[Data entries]
###

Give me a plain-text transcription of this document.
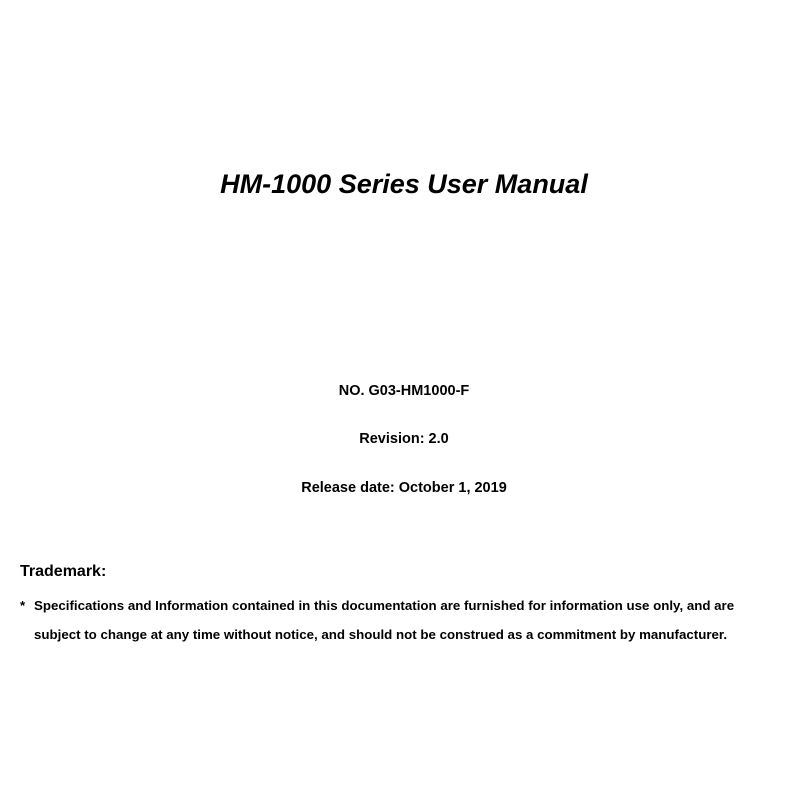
HM-1000 Series User Manual
NO. G03-HM1000-F
Revision: 2.0
Release date: October 1, 2019
Trademark:
* Specifications and Information contained in this documentation are furnished for information use only, and are
subject to change at any time without notice, and should not be construed as a commitment by manufacturer.
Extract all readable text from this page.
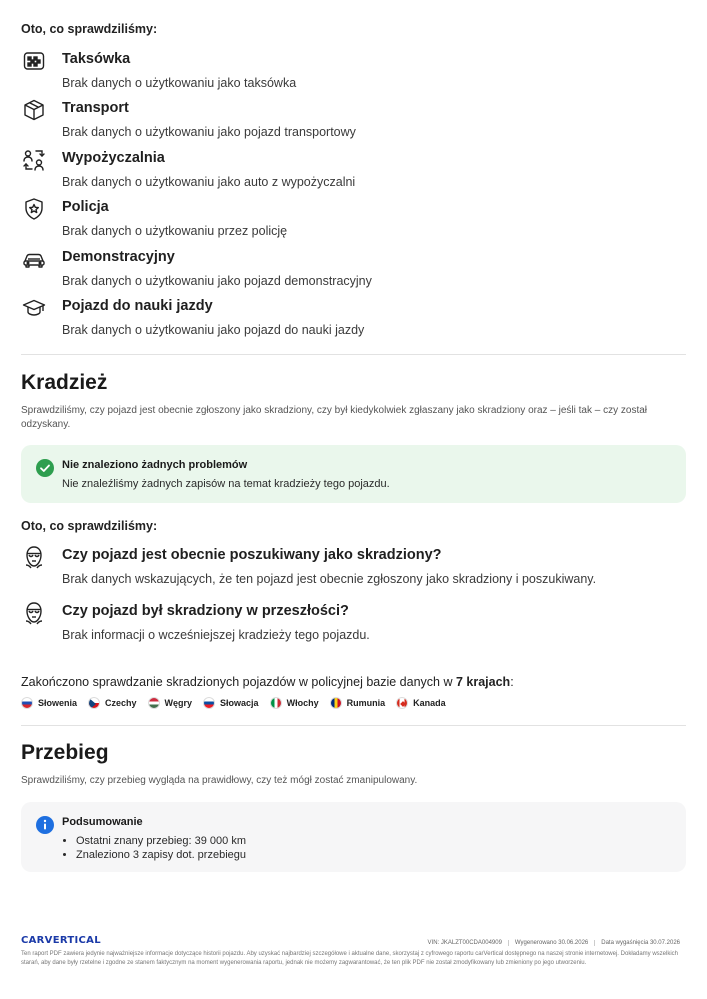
Oto, co sprawdziliśmy:
Taksówka
Brak danych o użytkowaniu jako taksówka
Transport
Brak danych o użytkowaniu jako pojazd transportowy
Wypożyczalnia
Brak danych o użytkowaniu jako auto z wypożyczalni
Policja
Brak danych o użytkowaniu przez policję
Demonstracyjny
Brak danych o użytkowaniu jako pojazd demonstracyjny
Pojazd do nauki jazdy
Brak danych o użytkowaniu jako pojazd do nauki jazdy
Kradzież
Sprawdziliśmy, czy pojazd jest obecnie zgłoszony jako skradziony, czy był kiedykolwiek zgłaszany jako skradziony oraz – jeśli tak – czy został odzyskany.
Nie znaleziono żadnych problemów
Nie znaleźliśmy żadnych zapisów na temat kradzieży tego pojazdu.
Oto, co sprawdziliśmy:
Czy pojazd jest obecnie poszukiwany jako skradziony?
Brak danych wskazujących, że ten pojazd jest obecnie zgłoszony jako skradziony i poszukiwany.
Czy pojazd był skradziony w przeszłości?
Brak informacji o wcześniejszej kradzieży tego pojazdu.
Zakończono sprawdzanie skradzionych pojazdów w policyjnej bazie danych w 7 krajach:
Słowenia	Czechy	Węgry	Słowacja	Włochy	Rumunia	Kanada
Przebieg
Sprawdziliśmy, czy przebieg wygląda na prawidłowy, czy też mógł zostać zmanipulowany.
Podsumowanie
• Ostatni znany przebieg: 39 000 km
• Znaleziono 3 zapisy dot. przebiegu
CARVERTICAL	VIN: JKALZT00CDA004909	Wygenerowano 30.06.2026	Data wygaśnięcia 30.07.2026
Ten raport PDF zawiera jedynie najważniejsze informacje dotyczące historii pojazdu. Aby uzyskać najbardziej szczegółowe i aktualne dane, skorzystaj z cyfrowego raportu carVertical dostępnego na naszej stronie internetowej. Dokładamy wszelkich starań, aby dane były rzetelne i zgodne ze stanem faktycznym na moment wygenerowania raportu, jednak nie możemy zagwarantować, że ten plik PDF nie został zmodyfikowany lub zmieniony po jego utworzeniu.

###

● WHAT YOU WILL DO:
On how many lines does the word "kradzieży" appear? Answer with only the number.

● WRITTEN ANSWER:
2